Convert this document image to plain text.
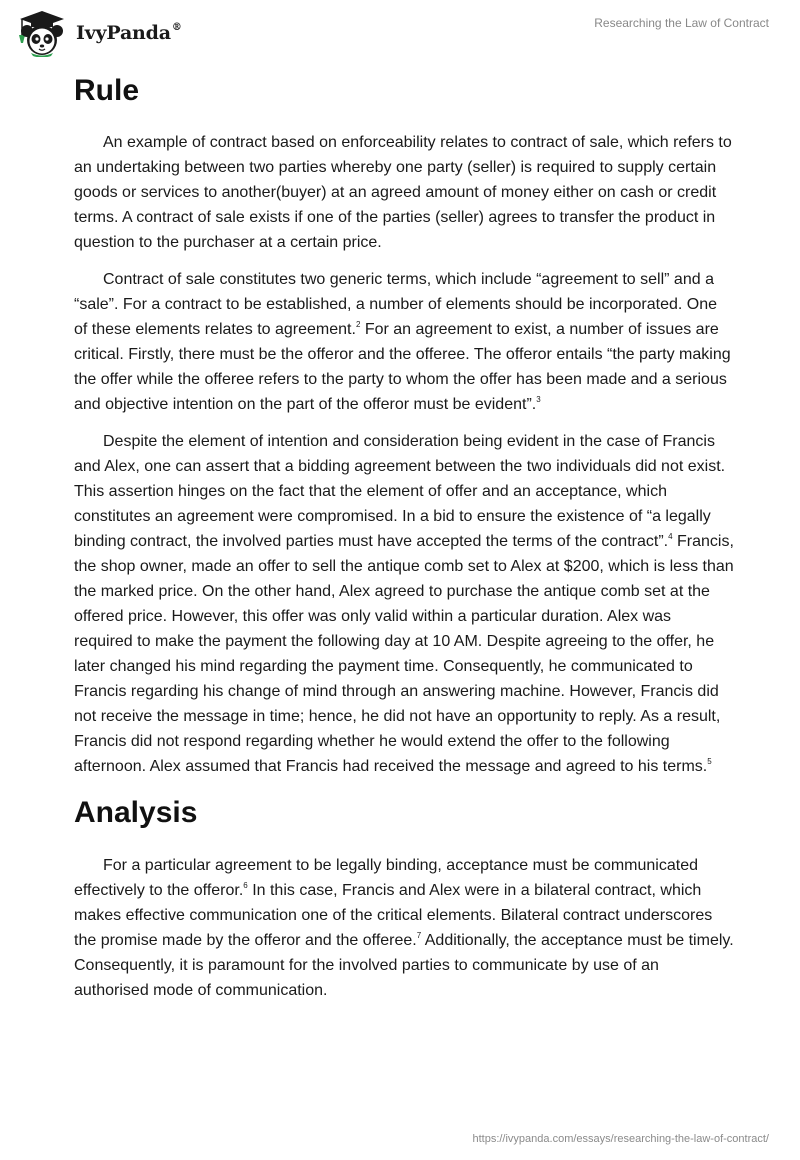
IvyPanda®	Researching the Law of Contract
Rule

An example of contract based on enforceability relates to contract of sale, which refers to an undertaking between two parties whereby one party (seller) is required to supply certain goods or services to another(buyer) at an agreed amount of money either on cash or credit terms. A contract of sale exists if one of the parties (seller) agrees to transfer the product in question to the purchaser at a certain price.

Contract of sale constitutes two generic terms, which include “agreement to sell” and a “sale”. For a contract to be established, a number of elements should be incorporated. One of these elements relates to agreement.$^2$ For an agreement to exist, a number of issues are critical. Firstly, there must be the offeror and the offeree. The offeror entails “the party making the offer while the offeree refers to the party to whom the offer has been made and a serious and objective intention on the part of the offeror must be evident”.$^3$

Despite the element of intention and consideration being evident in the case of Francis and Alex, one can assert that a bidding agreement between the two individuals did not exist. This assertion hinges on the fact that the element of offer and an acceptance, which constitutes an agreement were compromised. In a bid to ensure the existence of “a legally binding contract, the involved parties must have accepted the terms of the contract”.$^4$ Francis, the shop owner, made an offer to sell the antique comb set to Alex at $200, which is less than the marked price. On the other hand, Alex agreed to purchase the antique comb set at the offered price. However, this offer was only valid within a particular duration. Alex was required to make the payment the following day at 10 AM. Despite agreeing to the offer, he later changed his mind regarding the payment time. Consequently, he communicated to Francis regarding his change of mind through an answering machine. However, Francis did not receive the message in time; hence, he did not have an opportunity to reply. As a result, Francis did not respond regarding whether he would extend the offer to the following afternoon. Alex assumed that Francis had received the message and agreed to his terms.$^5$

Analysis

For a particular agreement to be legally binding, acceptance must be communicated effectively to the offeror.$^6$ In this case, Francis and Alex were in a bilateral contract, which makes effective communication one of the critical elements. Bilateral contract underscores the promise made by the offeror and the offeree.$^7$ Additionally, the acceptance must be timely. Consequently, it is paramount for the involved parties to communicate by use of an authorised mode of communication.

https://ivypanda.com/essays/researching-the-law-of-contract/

Exercise
From the listing above, print every entry precisely and drop the pictures.

Exercise solution
Convert this document image to plain text.
IvyPanda®	Researching the Law of Contract
Rule

An example of contract based on enforceability relates to contract of sale, which refers to an undertaking between two parties whereby one party (seller) is required to supply certain goods or services to another(buyer) at an agreed amount of money either on cash or credit terms. A contract of sale exists if one of the parties (seller) agrees to transfer the product in question to the purchaser at a certain price.

Contract of sale constitutes two generic terms, which include “agreement to sell” and a “sale”. For a contract to be established, a number of elements should be incorporated. One of these elements relates to agreement.$^2$ For an agreement to exist, a number of issues are critical. Firstly, there must be the offeror and the offeree. The offeror entails “the party making the offer while the offeree refers to the party to whom the offer has been made and a serious and objective intention on the part of the offeror must be evident”.$^3$

Despite the element of intention and consideration being evident in the case of Francis and Alex, one can assert that a bidding agreement between the two individuals did not exist. This assertion hinges on the fact that the element of offer and an acceptance, which constitutes an agreement were compromised. In a bid to ensure the existence of “a legally binding contract, the involved parties must have accepted the terms of the contract”.$^4$ Francis, the shop owner, made an offer to sell the antique comb set to Alex at $200, which is less than the marked price. On the other hand, Alex agreed to purchase the antique comb set at the offered price. However, this offer was only valid within a particular duration. Alex was required to make the payment the following day at 10 AM. Despite agreeing to the offer, he later changed his mind regarding the payment time. Consequently, he communicated to Francis regarding his change of mind through an answering machine. However, Francis did not receive the message in time; hence, he did not have an opportunity to reply. As a result, Francis did not respond regarding whether he would extend the offer to the following afternoon. Alex assumed that Francis had received the message and agreed to his terms.$^5$

Analysis

For a particular agreement to be legally binding, acceptance must be communicated effectively to the offeror.$^6$ In this case, Francis and Alex were in a bilateral contract, which makes effective communication one of the critical elements. Bilateral contract underscores the promise made by the offeror and the offeree.$^7$ Additionally, the acceptance must be timely. Consequently, it is paramount for the involved parties to communicate by use of an authorised mode of communication.

https://ivypanda.com/essays/researching-the-law-of-contract/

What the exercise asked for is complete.